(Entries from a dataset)
######

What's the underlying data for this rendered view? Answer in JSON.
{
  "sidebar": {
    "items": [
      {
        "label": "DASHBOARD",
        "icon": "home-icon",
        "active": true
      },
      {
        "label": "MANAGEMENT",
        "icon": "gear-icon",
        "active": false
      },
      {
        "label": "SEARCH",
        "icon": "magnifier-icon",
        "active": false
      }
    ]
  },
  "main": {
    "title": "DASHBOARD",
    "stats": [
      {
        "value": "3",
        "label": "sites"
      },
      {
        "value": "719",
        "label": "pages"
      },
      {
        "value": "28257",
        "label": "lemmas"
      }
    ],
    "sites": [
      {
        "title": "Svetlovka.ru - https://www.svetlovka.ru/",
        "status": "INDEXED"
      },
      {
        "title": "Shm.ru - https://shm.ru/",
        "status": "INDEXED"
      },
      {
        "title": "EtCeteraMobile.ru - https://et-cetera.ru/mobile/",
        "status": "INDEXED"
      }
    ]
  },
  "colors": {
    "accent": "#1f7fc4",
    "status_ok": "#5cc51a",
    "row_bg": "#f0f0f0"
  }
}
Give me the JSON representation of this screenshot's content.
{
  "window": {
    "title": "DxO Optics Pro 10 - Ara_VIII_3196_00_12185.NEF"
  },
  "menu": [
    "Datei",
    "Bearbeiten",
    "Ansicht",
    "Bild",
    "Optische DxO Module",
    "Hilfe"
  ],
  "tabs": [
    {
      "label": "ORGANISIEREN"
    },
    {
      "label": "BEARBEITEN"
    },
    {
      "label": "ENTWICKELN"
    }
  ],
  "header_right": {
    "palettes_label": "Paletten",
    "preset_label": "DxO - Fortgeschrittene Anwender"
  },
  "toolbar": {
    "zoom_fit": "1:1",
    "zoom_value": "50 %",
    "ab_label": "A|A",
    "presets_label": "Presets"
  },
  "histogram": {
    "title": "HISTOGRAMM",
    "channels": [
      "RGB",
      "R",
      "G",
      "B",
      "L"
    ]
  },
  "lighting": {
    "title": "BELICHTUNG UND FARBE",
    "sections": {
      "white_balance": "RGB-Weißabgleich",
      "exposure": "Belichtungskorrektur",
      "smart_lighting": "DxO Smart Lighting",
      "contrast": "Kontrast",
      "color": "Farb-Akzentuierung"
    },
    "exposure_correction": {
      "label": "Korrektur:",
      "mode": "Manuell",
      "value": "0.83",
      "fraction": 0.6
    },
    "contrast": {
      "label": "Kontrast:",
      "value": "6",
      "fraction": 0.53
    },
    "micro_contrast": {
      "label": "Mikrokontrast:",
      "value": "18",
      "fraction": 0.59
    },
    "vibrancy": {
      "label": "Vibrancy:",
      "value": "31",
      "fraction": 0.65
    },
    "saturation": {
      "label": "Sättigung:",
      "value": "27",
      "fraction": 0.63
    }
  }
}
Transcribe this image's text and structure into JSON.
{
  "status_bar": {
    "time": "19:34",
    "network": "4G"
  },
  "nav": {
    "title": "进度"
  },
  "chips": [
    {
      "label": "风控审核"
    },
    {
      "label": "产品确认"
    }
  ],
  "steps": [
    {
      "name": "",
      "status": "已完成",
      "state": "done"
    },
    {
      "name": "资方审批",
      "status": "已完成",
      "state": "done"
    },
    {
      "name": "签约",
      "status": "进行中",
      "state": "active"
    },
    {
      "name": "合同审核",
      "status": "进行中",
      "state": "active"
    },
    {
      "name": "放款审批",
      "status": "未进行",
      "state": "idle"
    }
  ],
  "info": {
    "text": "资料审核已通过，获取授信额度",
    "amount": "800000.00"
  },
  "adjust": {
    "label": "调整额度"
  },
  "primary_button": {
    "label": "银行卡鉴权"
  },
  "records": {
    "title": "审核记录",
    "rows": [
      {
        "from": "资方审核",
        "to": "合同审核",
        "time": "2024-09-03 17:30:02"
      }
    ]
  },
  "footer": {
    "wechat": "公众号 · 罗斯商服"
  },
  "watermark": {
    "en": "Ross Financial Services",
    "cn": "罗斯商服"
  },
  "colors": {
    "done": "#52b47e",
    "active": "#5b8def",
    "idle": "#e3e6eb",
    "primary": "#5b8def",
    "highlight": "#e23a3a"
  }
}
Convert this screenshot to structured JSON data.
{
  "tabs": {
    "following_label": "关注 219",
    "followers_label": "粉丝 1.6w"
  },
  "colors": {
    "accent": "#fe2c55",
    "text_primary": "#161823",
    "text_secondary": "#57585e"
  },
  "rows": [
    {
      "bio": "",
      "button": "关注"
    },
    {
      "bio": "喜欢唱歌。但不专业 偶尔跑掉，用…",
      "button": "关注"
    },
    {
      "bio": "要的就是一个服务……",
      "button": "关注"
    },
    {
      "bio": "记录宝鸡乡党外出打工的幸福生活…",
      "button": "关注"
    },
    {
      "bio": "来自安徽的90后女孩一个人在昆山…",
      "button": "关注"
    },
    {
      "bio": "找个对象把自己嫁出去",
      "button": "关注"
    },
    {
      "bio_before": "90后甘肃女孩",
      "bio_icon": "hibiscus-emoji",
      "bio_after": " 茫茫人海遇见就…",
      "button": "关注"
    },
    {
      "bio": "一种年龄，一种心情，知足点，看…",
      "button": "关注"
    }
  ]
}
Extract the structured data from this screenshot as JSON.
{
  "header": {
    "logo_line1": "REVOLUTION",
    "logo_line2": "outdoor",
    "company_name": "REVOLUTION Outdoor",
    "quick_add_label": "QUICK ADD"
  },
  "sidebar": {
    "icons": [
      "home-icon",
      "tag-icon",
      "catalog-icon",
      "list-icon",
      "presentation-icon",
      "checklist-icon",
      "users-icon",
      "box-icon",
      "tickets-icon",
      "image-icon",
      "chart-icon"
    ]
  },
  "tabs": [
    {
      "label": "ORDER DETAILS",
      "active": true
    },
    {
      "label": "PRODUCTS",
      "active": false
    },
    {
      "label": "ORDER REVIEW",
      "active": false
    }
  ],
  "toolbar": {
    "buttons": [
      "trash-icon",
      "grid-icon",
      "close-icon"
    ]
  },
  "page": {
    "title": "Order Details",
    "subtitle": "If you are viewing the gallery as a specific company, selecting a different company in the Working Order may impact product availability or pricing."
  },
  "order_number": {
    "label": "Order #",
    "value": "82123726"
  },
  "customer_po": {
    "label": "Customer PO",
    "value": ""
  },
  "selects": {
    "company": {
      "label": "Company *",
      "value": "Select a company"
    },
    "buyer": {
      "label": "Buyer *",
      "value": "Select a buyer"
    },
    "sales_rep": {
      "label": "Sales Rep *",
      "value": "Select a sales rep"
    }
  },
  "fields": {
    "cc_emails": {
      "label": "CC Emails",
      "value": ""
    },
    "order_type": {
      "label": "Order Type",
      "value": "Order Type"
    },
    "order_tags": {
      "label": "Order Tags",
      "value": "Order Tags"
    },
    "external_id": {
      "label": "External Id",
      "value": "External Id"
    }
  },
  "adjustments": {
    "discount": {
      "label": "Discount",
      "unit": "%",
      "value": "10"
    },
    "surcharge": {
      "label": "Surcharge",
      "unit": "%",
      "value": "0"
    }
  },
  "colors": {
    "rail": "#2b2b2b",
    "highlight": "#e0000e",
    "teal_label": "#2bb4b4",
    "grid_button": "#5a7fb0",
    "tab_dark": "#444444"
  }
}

######

**REQUEST:**
Type out the entries again, word for word.

**ANSWER:**
What's the underlying data for this rendered view? Answer in JSON.
{
  "sidebar": {
    "items": [
      {
        "label": "DASHBOARD",
        "icon": "home-icon",
        "active": true
      },
      {
        "label": "MANAGEMENT",
        "icon": "gear-icon",
        "active": false
      },
      {
        "label": "SEARCH",
        "icon": "magnifier-icon",
        "active": false
      }
    ]
  },
  "main": {
    "title": "DASHBOARD",
    "stats": [
      {
        "value": "3",
        "label": "sites"
      },
      {
        "value": "719",
        "label": "pages"
      },
      {
        "value": "28257",
        "label": "lemmas"
      }
    ],
    "sites": [
      {
        "title": "Svetlovka.ru - https://www.svetlovka.ru/",
        "status": "INDEXED"
      },
      {
        "title": "Shm.ru - https://shm.ru/",
        "status": "INDEXED"
      },
      {
        "title": "EtCeteraMobile.ru - https://et-cetera.ru/mobile/",
        "status": "INDEXED"
      }
    ]
  },
  "colors": {
    "accent": "#1f7fc4",
    "status_ok": "#5cc51a",
    "row_bg": "#f0f0f0"
  }
}
Give me the JSON representation of this screenshot's content.
{
  "window": {
    "title": "DxO Optics Pro 10 - Ara_VIII_3196_00_12185.NEF"
  },
  "menu": [
    "Datei",
    "Bearbeiten",
    "Ansicht",
    "Bild",
    "Optische DxO Module",
    "Hilfe"
  ],
  "tabs": [
    {
      "label": "ORGANISIEREN"
    },
    {
      "label": "BEARBEITEN"
    },
    {
      "label": "ENTWICKELN"
    }
  ],
  "header_right": {
    "palettes_label": "Paletten",
    "preset_label": "DxO - Fortgeschrittene Anwender"
  },
  "toolbar": {
    "zoom_fit": "1:1",
    "zoom_value": "50 %",
    "ab_label": "A|A",
    "presets_label": "Presets"
  },
  "histogram": {
    "title": "HISTOGRAMM",
    "channels": [
      "RGB",
      "R",
      "G",
      "B",
      "L"
    ]
  },
  "lighting": {
    "title": "BELICHTUNG UND FARBE",
    "sections": {
      "white_balance": "RGB-Weißabgleich",
      "exposure": "Belichtungskorrektur",
      "smart_lighting": "DxO Smart Lighting",
      "contrast": "Kontrast",
      "color": "Farb-Akzentuierung"
    },
    "exposure_correction": {
      "label": "Korrektur:",
      "mode": "Manuell",
      "value": "0.83",
      "fraction": 0.6
    },
    "contrast": {
      "label": "Kontrast:",
      "value": "6",
      "fraction": 0.53
    },
    "micro_contrast": {
      "label": "Mikrokontrast:",
      "value": "18",
      "fraction": 0.59
    },
    "vibrancy": {
      "label": "Vibrancy:",
      "value": "31",
      "fraction": 0.65
    },
    "saturation": {
      "label": "Sättigung:",
      "value": "27",
      "fraction": 0.63
    }
  }
}
Transcribe this image's text and structure into JSON.
{
  "status_bar": {
    "time": "19:34",
    "network": "4G"
  },
  "nav": {
    "title": "进度"
  },
  "chips": [
    {
      "label": "风控审核"
    },
    {
      "label": "产品确认"
    }
  ],
  "steps": [
    {
      "name": "",
      "status": "已完成",
      "state": "done"
    },
    {
      "name": "资方审批",
      "status": "已完成",
      "state": "done"
    },
    {
      "name": "签约",
      "status": "进行中",
      "state": "active"
    },
    {
      "name": "合同审核",
      "status": "进行中",
      "state": "active"
    },
    {
      "name": "放款审批",
      "status": "未进行",
      "state": "idle"
    }
  ],
  "info": {
    "text": "资料审核已通过，获取授信额度",
    "amount": "800000.00"
  },
  "adjust": {
    "label": "调整额度"
  },
  "primary_button": {
    "label": "银行卡鉴权"
  },
  "records": {
    "title": "审核记录",
    "rows": [
      {
        "from": "资方审核",
        "to": "合同审核",
        "time": "2024-09-03 17:30:02"
      }
    ]
  },
  "footer": {
    "wechat": "公众号 · 罗斯商服"
  },
  "watermark": {
    "en": "Ross Financial Services",
    "cn": "罗斯商服"
  },
  "colors": {
    "done": "#52b47e",
    "active": "#5b8def",
    "idle": "#e3e6eb",
    "primary": "#5b8def",
    "highlight": "#e23a3a"
  }
}
Convert this screenshot to structured JSON data.
{
  "tabs": {
    "following_label": "关注 219",
    "followers_label": "粉丝 1.6w"
  },
  "colors": {
    "accent": "#fe2c55",
    "text_primary": "#161823",
    "text_secondary": "#57585e"
  },
  "rows": [
    {
      "bio": "",
      "button": "关注"
    },
    {
      "bio": "喜欢唱歌。但不专业 偶尔跑掉，用…",
      "button": "关注"
    },
    {
      "bio": "要的就是一个服务……",
      "button": "关注"
    },
    {
      "bio": "记录宝鸡乡党外出打工的幸福生活…",
      "button": "关注"
    },
    {
      "bio": "来自安徽的90后女孩一个人在昆山…",
      "button": "关注"
    },
    {
      "bio": "找个对象把自己嫁出去",
      "button": "关注"
    },
    {
      "bio_before": "90后甘肃女孩",
      "bio_icon": "hibiscus-emoji",
      "bio_after": " 茫茫人海遇见就…",
      "button": "关注"
    },
    {
      "bio": "一种年龄，一种心情，知足点，看…",
      "button": "关注"
    }
  ]
}
Extract the structured data from this screenshot as JSON.
{
  "header": {
    "logo_line1": "REVOLUTION",
    "logo_line2": "outdoor",
    "company_name": "REVOLUTION Outdoor",
    "quick_add_label": "QUICK ADD"
  },
  "sidebar": {
    "icons": [
      "home-icon",
      "tag-icon",
      "catalog-icon",
      "list-icon",
      "presentation-icon",
      "checklist-icon",
      "users-icon",
      "box-icon",
      "tickets-icon",
      "image-icon",
      "chart-icon"
    ]
  },
  "tabs": [
    {
      "label": "ORDER DETAILS",
      "active": true
    },
    {
      "label": "PRODUCTS",
      "active": false
    },
    {
      "label": "ORDER REVIEW",
      "active": false
    }
  ],
  "toolbar": {
    "buttons": [
      "trash-icon",
      "grid-icon",
      "close-icon"
    ]
  },
  "page": {
    "title": "Order Details",
    "subtitle": "If you are viewing the gallery as a specific company, selecting a different company in the Working Order may impact product availability or pricing."
  },
  "order_number": {
    "label": "Order #",
    "value": "82123726"
  },
  "customer_po": {
    "label": "Customer PO",
    "value": ""
  },
  "selects": {
    "company": {
      "label": "Company *",
      "value": "Select a company"
    },
    "buyer": {
      "label": "Buyer *",
      "value": "Select a buyer"
    },
    "sales_rep": {
      "label": "Sales Rep *",
      "value": "Select a sales rep"
    }
  },
  "fields": {
    "cc_emails": {
      "label": "CC Emails",
      "value": ""
    },
    "order_type": {
      "label": "Order Type",
      "value": "Order Type"
    },
    "order_tags": {
      "label": "Order Tags",
      "value": "Order Tags"
    },
    "external_id": {
      "label": "External Id",
      "value": "External Id"
    }
  },
  "adjustments": {
    "discount": {
      "label": "Discount",
      "unit": "%",
      "value": "10"
    },
    "surcharge": {
      "label": "Surcharge",
      "unit": "%",
      "value": "0"
    }
  },
  "colors": {
    "rail": "#2b2b2b",
    "highlight": "#e0000e",
    "teal_label": "#2bb4b4",
    "grid_button": "#5a7fb0",
    "tab_dark": "#444444"
  }
}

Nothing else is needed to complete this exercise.